** begin Available data **

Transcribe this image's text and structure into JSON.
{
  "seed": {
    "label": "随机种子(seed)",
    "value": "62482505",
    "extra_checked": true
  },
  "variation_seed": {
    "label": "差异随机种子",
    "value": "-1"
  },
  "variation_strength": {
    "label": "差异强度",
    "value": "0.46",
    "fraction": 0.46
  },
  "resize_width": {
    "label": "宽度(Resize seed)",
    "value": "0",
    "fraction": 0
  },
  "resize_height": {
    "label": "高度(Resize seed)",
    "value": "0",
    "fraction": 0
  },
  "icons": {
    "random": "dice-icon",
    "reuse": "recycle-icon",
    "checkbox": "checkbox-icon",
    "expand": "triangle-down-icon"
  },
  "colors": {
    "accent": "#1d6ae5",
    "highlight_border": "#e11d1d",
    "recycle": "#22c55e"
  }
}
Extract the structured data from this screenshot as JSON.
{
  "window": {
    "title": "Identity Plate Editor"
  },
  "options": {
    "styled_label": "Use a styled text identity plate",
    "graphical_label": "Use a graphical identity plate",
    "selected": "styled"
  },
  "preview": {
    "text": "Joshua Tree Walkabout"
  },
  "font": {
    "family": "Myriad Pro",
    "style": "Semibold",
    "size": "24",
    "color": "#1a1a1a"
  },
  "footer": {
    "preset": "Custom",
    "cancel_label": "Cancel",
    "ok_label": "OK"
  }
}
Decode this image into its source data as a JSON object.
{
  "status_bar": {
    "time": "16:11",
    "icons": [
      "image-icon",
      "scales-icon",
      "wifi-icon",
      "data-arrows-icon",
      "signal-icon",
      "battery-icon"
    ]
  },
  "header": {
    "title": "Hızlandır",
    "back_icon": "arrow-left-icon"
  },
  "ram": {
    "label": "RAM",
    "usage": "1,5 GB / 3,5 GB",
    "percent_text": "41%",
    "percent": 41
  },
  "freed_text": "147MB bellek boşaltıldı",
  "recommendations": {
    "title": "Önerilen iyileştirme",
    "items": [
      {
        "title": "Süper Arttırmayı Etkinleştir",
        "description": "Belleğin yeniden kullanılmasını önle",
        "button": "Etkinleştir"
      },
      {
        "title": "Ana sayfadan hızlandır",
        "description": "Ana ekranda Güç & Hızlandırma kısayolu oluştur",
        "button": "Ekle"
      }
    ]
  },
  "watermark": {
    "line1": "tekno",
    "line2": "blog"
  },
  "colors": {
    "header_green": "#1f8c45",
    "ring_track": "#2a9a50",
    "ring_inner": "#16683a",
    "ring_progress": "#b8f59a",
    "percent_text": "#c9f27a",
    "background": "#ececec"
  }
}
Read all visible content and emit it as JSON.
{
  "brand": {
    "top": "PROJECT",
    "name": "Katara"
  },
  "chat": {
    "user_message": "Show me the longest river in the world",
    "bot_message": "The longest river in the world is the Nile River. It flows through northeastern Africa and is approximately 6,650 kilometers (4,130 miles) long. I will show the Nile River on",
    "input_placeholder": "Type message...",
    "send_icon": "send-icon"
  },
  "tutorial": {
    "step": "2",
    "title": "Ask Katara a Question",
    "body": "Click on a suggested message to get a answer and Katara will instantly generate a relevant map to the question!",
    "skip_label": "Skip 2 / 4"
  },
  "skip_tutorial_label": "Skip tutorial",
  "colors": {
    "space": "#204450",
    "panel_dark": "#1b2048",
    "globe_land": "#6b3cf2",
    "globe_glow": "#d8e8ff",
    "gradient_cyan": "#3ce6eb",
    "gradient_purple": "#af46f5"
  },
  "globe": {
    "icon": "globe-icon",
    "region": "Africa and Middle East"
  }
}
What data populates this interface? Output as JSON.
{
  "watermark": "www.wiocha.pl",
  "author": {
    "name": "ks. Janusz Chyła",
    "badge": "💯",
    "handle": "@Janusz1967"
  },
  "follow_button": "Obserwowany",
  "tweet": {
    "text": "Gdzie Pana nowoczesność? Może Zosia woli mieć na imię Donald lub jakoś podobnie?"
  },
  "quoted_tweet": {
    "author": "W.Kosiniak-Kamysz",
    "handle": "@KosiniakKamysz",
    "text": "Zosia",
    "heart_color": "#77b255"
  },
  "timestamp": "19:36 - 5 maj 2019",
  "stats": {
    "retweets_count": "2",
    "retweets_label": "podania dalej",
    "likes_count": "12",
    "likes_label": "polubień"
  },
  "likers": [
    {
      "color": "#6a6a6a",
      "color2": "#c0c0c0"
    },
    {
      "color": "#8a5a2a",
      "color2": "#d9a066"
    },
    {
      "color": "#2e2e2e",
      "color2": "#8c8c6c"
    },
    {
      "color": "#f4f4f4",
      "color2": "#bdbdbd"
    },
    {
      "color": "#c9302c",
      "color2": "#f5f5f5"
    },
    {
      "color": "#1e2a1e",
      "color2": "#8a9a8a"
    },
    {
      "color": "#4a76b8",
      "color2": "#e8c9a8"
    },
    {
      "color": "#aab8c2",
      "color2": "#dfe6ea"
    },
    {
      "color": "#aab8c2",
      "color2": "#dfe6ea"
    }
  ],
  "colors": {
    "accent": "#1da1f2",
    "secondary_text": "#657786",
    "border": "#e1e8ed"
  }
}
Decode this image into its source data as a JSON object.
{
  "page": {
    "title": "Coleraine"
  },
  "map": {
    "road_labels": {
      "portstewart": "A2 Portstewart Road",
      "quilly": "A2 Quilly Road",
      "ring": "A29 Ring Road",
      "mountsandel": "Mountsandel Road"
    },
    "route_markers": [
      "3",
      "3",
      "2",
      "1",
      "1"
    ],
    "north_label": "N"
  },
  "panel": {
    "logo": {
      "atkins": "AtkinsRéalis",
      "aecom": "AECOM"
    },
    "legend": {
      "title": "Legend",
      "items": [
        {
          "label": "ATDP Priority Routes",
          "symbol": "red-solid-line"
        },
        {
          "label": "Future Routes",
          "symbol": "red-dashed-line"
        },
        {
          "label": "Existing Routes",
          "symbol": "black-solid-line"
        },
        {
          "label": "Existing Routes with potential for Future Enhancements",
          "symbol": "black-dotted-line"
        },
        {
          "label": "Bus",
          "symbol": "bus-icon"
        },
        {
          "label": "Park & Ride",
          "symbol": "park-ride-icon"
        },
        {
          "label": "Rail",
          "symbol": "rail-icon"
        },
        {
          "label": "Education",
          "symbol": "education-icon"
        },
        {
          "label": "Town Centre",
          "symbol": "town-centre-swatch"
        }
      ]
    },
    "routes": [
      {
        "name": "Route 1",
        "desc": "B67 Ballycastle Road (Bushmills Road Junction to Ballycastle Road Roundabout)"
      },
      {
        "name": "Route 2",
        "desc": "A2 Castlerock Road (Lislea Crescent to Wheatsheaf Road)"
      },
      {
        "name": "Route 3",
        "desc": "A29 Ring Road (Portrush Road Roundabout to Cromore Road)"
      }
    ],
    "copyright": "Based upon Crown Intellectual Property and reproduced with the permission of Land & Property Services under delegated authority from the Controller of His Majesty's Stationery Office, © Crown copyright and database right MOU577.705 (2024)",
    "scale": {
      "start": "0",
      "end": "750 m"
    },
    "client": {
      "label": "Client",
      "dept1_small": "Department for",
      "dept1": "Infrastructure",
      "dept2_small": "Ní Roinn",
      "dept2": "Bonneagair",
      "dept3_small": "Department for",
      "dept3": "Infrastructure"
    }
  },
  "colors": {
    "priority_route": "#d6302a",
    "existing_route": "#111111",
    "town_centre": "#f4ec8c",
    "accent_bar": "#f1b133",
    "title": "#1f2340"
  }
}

** end Available data **

**Task to complete:** Copy out the whole listing exactly.

**Output of the task:**
Transcribe this image's text and structure into JSON.
{
  "seed": {
    "label": "随机种子(seed)",
    "value": "62482505",
    "extra_checked": true
  },
  "variation_seed": {
    "label": "差异随机种子",
    "value": "-1"
  },
  "variation_strength": {
    "label": "差异强度",
    "value": "0.46",
    "fraction": 0.46
  },
  "resize_width": {
    "label": "宽度(Resize seed)",
    "value": "0",
    "fraction": 0
  },
  "resize_height": {
    "label": "高度(Resize seed)",
    "value": "0",
    "fraction": 0
  },
  "icons": {
    "random": "dice-icon",
    "reuse": "recycle-icon",
    "checkbox": "checkbox-icon",
    "expand": "triangle-down-icon"
  },
  "colors": {
    "accent": "#1d6ae5",
    "highlight_border": "#e11d1d",
    "recycle": "#22c55e"
  }
}
Extract the structured data from this screenshot as JSON.
{
  "window": {
    "title": "Identity Plate Editor"
  },
  "options": {
    "styled_label": "Use a styled text identity plate",
    "graphical_label": "Use a graphical identity plate",
    "selected": "styled"
  },
  "preview": {
    "text": "Joshua Tree Walkabout"
  },
  "font": {
    "family": "Myriad Pro",
    "style": "Semibold",
    "size": "24",
    "color": "#1a1a1a"
  },
  "footer": {
    "preset": "Custom",
    "cancel_label": "Cancel",
    "ok_label": "OK"
  }
}
Decode this image into its source data as a JSON object.
{
  "status_bar": {
    "time": "16:11",
    "icons": [
      "image-icon",
      "scales-icon",
      "wifi-icon",
      "data-arrows-icon",
      "signal-icon",
      "battery-icon"
    ]
  },
  "header": {
    "title": "Hızlandır",
    "back_icon": "arrow-left-icon"
  },
  "ram": {
    "label": "RAM",
    "usage": "1,5 GB / 3,5 GB",
    "percent_text": "41%",
    "percent": 41
  },
  "freed_text": "147MB bellek boşaltıldı",
  "recommendations": {
    "title": "Önerilen iyileştirme",
    "items": [
      {
        "title": "Süper Arttırmayı Etkinleştir",
        "description": "Belleğin yeniden kullanılmasını önle",
        "button": "Etkinleştir"
      },
      {
        "title": "Ana sayfadan hızlandır",
        "description": "Ana ekranda Güç & Hızlandırma kısayolu oluştur",
        "button": "Ekle"
      }
    ]
  },
  "watermark": {
    "line1": "tekno",
    "line2": "blog"
  },
  "colors": {
    "header_green": "#1f8c45",
    "ring_track": "#2a9a50",
    "ring_inner": "#16683a",
    "ring_progress": "#b8f59a",
    "percent_text": "#c9f27a",
    "background": "#ececec"
  }
}
Read all visible content and emit it as JSON.
{
  "brand": {
    "top": "PROJECT",
    "name": "Katara"
  },
  "chat": {
    "user_message": "Show me the longest river in the world",
    "bot_message": "The longest river in the world is the Nile River. It flows through northeastern Africa and is approximately 6,650 kilometers (4,130 miles) long. I will show the Nile River on",
    "input_placeholder": "Type message...",
    "send_icon": "send-icon"
  },
  "tutorial": {
    "step": "2",
    "title": "Ask Katara a Question",
    "body": "Click on a suggested message to get a answer and Katara will instantly generate a relevant map to the question!",
    "skip_label": "Skip 2 / 4"
  },
  "skip_tutorial_label": "Skip tutorial",
  "colors": {
    "space": "#204450",
    "panel_dark": "#1b2048",
    "globe_land": "#6b3cf2",
    "globe_glow": "#d8e8ff",
    "gradient_cyan": "#3ce6eb",
    "gradient_purple": "#af46f5"
  },
  "globe": {
    "icon": "globe-icon",
    "region": "Africa and Middle East"
  }
}
What data populates this interface? Output as JSON.
{
  "watermark": "www.wiocha.pl",
  "author": {
    "name": "ks. Janusz Chyła",
    "badge": "💯",
    "handle": "@Janusz1967"
  },
  "follow_button": "Obserwowany",
  "tweet": {
    "text": "Gdzie Pana nowoczesność? Może Zosia woli mieć na imię Donald lub jakoś podobnie?"
  },
  "quoted_tweet": {
    "author": "W.Kosiniak-Kamysz",
    "handle": "@KosiniakKamysz",
    "text": "Zosia",
    "heart_color": "#77b255"
  },
  "timestamp": "19:36 - 5 maj 2019",
  "stats": {
    "retweets_count": "2",
    "retweets_label": "podania dalej",
    "likes_count": "12",
    "likes_label": "polubień"
  },
  "likers": [
    {
      "color": "#6a6a6a",
      "color2": "#c0c0c0"
    },
    {
      "color": "#8a5a2a",
      "color2": "#d9a066"
    },
    {
      "color": "#2e2e2e",
      "color2": "#8c8c6c"
    },
    {
      "color": "#f4f4f4",
      "color2": "#bdbdbd"
    },
    {
      "color": "#c9302c",
      "color2": "#f5f5f5"
    },
    {
      "color": "#1e2a1e",
      "color2": "#8a9a8a"
    },
    {
      "color": "#4a76b8",
      "color2": "#e8c9a8"
    },
    {
      "color": "#aab8c2",
      "color2": "#dfe6ea"
    },
    {
      "color": "#aab8c2",
      "color2": "#dfe6ea"
    }
  ],
  "colors": {
    "accent": "#1da1f2",
    "secondary_text": "#657786",
    "border": "#e1e8ed"
  }
}
Decode this image into its source data as a JSON object.
{
  "page": {
    "title": "Coleraine"
  },
  "map": {
    "road_labels": {
      "portstewart": "A2 Portstewart Road",
      "quilly": "A2 Quilly Road",
      "ring": "A29 Ring Road",
      "mountsandel": "Mountsandel Road"
    },
    "route_markers": [
      "3",
      "3",
      "2",
      "1",
      "1"
    ],
    "north_label": "N"
  },
  "panel": {
    "logo": {
      "atkins": "AtkinsRéalis",
      "aecom": "AECOM"
    },
    "legend": {
      "title": "Legend",
      "items": [
        {
          "label": "ATDP Priority Routes",
          "symbol": "red-solid-line"
        },
        {
          "label": "Future Routes",
          "symbol": "red-dashed-line"
        },
        {
          "label": "Existing Routes",
          "symbol": "black-solid-line"
        },
        {
          "label": "Existing Routes with potential for Future Enhancements",
          "symbol": "black-dotted-line"
        },
        {
          "label": "Bus",
          "symbol": "bus-icon"
        },
        {
          "label": "Park & Ride",
          "symbol": "park-ride-icon"
        },
        {
          "label": "Rail",
          "symbol": "rail-icon"
        },
        {
          "label": "Education",
          "symbol": "education-icon"
        },
        {
          "label": "Town Centre",
          "symbol": "town-centre-swatch"
        }
      ]
    },
    "routes": [
      {
        "name": "Route 1",
        "desc": "B67 Ballycastle Road (Bushmills Road Junction to Ballycastle Road Roundabout)"
      },
      {
        "name": "Route 2",
        "desc": "A2 Castlerock Road (Lislea Crescent to Wheatsheaf Road)"
      },
      {
        "name": "Route 3",
        "desc": "A29 Ring Road (Portrush Road Roundabout to Cromore Road)"
      }
    ],
    "copyright": "Based upon Crown Intellectual Property and reproduced with the permission of Land & Property Services under delegated authority from the Controller of His Majesty's Stationery Office, © Crown copyright and database right MOU577.705 (2024)",
    "scale": {
      "start": "0",
      "end": "750 m"
    },
    "client": {
      "label": "Client",
      "dept1_small": "Department for",
      "dept1": "Infrastructure",
      "dept2_small": "Ní Roinn",
      "dept2": "Bonneagair",
      "dept3_small": "Department for",
      "dept3": "Infrastructure"
    }
  },
  "colors": {
    "priority_route": "#d6302a",
    "existing_route": "#111111",
    "town_centre": "#f4ec8c",
    "accent_bar": "#f1b133",
    "title": "#1f2340"
  }
}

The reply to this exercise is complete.